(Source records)
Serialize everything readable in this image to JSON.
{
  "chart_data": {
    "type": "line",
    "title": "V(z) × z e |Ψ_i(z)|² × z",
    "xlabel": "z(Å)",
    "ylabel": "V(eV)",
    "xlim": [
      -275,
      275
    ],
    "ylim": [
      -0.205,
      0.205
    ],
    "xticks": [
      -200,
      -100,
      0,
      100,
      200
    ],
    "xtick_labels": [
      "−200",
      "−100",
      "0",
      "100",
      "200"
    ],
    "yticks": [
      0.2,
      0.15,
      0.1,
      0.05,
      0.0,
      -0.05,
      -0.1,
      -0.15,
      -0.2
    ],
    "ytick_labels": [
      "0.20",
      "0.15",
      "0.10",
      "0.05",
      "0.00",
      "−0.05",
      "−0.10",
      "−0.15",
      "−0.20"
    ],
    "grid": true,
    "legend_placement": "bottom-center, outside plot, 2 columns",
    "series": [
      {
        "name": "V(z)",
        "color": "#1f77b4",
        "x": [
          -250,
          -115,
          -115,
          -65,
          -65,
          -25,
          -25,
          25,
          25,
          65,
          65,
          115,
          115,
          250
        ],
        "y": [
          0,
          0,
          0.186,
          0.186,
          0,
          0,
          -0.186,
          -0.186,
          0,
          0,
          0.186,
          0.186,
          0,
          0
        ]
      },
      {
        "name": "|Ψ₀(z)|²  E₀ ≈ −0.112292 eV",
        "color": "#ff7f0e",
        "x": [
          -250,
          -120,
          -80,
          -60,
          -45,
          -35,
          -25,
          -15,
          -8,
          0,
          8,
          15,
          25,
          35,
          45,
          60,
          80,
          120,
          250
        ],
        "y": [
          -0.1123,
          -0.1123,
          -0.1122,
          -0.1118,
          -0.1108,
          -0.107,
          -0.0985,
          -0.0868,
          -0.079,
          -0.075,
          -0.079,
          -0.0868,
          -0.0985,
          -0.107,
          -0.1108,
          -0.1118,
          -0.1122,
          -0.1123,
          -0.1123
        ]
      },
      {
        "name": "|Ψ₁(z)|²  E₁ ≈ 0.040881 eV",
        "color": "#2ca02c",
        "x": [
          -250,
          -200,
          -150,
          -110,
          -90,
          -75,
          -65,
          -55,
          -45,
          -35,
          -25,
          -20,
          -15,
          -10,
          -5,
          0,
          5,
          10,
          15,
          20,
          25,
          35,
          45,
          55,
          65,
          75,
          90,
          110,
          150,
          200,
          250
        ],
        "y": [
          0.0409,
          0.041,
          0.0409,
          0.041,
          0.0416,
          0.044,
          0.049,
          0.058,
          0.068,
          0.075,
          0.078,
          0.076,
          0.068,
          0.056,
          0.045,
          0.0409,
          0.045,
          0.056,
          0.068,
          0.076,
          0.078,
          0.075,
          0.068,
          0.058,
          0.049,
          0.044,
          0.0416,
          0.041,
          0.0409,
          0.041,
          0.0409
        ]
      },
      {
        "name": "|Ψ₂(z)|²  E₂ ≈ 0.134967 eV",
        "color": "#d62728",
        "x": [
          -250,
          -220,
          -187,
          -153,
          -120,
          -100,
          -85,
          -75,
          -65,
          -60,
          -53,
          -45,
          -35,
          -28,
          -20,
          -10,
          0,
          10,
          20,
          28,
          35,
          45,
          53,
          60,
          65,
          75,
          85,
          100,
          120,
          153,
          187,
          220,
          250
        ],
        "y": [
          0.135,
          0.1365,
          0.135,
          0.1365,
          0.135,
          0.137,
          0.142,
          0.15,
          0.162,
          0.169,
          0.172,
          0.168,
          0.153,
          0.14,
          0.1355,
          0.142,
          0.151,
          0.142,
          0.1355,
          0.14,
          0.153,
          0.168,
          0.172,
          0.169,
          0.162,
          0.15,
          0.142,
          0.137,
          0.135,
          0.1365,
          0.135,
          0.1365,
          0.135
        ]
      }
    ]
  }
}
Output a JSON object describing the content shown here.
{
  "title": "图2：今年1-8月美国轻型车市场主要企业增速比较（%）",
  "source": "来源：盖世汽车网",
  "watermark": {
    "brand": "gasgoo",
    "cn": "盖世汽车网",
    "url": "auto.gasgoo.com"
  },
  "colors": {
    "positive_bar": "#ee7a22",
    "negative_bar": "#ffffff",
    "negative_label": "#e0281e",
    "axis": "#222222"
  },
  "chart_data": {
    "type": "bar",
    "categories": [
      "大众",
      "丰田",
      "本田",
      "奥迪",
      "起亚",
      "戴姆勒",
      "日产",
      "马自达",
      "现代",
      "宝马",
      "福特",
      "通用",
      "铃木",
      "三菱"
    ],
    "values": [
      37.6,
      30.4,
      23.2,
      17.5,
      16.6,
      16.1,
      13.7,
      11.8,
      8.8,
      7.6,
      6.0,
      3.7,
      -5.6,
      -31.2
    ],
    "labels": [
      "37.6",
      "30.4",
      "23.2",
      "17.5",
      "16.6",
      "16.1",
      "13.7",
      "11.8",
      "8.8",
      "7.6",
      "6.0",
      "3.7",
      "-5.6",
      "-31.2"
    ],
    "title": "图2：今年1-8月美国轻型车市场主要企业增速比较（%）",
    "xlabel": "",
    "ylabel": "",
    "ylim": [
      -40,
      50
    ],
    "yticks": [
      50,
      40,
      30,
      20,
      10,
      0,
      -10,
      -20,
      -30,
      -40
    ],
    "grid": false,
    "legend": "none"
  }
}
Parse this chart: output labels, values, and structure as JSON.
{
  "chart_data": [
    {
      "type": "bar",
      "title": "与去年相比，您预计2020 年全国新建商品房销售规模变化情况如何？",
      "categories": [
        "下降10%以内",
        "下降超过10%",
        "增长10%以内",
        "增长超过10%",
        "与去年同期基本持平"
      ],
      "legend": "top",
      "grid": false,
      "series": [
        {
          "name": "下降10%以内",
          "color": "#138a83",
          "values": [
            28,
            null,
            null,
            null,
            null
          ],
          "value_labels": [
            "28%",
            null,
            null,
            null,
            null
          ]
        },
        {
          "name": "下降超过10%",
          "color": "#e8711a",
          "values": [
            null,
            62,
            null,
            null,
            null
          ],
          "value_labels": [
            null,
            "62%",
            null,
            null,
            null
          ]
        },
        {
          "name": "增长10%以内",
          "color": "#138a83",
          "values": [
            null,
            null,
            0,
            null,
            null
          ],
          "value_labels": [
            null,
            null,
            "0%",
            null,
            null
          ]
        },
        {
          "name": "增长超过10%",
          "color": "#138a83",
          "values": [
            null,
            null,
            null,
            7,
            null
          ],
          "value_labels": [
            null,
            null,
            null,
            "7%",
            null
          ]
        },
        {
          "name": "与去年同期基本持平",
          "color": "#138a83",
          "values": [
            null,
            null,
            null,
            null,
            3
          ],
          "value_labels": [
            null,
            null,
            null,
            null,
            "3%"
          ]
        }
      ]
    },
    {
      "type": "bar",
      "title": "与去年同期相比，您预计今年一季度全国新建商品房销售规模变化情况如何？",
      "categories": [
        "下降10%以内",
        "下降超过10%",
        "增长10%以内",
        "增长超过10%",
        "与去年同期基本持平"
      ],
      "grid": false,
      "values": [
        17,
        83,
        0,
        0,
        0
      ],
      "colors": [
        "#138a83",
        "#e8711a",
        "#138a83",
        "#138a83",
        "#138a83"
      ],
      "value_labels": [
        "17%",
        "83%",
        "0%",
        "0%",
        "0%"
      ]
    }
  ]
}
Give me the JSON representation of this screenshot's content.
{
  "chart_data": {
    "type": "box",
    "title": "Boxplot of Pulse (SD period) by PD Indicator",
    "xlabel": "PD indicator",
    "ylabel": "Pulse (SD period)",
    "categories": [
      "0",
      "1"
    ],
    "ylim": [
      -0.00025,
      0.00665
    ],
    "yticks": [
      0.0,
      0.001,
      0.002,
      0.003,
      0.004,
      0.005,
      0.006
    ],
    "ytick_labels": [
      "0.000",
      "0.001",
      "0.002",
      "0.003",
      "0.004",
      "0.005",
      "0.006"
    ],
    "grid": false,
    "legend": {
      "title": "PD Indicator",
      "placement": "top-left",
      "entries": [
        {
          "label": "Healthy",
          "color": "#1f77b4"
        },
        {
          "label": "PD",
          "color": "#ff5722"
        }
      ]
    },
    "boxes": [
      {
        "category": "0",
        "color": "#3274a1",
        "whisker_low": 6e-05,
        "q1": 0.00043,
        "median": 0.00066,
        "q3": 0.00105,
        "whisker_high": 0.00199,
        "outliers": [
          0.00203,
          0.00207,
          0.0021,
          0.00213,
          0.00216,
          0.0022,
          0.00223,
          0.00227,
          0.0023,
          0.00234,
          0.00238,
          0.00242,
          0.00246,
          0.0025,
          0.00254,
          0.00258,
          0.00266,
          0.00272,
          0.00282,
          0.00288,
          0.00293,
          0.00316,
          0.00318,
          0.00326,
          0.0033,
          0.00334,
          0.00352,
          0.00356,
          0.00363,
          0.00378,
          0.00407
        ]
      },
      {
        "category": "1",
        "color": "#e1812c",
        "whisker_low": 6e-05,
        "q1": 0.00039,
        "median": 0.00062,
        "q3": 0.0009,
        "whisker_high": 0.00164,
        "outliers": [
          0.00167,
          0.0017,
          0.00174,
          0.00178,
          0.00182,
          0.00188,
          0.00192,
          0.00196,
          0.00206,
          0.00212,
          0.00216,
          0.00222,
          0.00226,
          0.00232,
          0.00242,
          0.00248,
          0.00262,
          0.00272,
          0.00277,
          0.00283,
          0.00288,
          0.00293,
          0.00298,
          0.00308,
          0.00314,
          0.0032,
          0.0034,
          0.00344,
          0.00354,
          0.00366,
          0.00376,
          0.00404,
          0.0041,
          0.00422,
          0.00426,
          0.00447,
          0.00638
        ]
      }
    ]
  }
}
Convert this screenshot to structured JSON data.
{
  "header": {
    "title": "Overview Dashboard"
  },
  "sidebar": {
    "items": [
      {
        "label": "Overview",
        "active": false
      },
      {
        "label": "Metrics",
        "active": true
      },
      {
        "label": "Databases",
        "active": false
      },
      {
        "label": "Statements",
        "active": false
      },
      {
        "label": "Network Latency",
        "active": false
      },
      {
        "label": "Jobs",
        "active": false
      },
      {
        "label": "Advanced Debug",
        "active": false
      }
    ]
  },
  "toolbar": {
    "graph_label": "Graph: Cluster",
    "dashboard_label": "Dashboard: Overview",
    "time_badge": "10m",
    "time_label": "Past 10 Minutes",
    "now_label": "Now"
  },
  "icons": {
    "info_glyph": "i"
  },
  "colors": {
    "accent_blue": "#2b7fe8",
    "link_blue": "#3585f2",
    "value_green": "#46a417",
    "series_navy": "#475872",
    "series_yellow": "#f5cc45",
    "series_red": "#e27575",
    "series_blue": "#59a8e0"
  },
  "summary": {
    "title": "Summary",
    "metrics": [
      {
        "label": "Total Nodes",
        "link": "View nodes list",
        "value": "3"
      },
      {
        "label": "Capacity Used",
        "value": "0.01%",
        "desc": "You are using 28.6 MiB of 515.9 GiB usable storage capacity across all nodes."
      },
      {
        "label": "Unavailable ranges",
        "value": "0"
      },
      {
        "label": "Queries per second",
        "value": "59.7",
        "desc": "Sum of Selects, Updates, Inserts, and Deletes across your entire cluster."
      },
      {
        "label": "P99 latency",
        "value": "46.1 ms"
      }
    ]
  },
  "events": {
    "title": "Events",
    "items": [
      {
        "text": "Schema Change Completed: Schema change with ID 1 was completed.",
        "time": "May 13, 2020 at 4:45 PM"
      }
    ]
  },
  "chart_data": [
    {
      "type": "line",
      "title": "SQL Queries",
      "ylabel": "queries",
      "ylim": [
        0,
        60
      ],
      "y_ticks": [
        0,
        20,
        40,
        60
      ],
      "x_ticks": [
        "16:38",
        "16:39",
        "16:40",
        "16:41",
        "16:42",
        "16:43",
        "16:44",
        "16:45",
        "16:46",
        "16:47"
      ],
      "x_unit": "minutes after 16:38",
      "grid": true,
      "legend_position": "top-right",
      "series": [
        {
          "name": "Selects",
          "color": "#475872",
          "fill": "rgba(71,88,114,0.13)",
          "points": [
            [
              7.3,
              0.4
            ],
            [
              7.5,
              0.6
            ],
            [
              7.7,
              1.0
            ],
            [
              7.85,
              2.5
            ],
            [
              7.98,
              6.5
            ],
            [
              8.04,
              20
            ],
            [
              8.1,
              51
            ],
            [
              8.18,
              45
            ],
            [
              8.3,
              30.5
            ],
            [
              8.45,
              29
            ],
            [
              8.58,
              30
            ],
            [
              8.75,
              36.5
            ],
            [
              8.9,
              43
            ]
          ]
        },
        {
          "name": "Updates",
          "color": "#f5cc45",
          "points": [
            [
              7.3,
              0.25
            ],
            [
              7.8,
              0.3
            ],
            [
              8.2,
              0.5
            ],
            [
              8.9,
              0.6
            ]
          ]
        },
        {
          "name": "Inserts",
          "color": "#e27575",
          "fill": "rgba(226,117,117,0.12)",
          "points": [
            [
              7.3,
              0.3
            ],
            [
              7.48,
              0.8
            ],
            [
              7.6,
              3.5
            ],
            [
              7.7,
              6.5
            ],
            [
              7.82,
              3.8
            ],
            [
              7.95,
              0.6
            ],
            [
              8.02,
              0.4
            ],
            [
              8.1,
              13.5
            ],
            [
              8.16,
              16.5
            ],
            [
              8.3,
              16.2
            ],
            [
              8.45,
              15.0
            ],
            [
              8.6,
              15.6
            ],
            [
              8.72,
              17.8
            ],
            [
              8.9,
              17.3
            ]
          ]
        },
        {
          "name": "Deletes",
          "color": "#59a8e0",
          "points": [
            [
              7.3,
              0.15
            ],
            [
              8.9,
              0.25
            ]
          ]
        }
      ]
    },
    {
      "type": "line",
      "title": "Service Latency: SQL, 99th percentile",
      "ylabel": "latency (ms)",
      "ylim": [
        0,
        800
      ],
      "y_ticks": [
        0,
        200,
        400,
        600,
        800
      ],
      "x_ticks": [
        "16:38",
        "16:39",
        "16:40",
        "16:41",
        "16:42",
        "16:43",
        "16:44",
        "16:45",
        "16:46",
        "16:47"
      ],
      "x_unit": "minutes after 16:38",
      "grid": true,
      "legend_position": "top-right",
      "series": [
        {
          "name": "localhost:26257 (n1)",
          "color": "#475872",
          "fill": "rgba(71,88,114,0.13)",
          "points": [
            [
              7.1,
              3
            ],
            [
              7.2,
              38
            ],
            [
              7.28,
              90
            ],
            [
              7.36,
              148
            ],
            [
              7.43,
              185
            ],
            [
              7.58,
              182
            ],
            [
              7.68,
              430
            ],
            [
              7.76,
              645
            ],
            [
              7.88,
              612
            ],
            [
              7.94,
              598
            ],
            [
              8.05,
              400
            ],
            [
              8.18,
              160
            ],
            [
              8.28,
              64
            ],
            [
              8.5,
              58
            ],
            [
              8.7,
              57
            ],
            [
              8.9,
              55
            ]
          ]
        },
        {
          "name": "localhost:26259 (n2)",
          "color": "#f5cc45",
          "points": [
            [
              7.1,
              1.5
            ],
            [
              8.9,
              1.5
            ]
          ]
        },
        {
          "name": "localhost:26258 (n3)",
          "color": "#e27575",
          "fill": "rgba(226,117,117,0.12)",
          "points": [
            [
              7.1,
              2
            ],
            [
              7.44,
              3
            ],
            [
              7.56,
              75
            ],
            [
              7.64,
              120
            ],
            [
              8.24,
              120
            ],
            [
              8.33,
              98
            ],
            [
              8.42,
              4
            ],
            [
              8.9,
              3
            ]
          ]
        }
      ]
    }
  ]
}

_Challenge_: Pull out all lines from the entries above in which the word "localhost" appears.

_Exercise response_:
          "name": "localhost:26257 (n1)",
          "name": "localhost:26259 (n2)",
          "name": "localhost:26258 (n3)",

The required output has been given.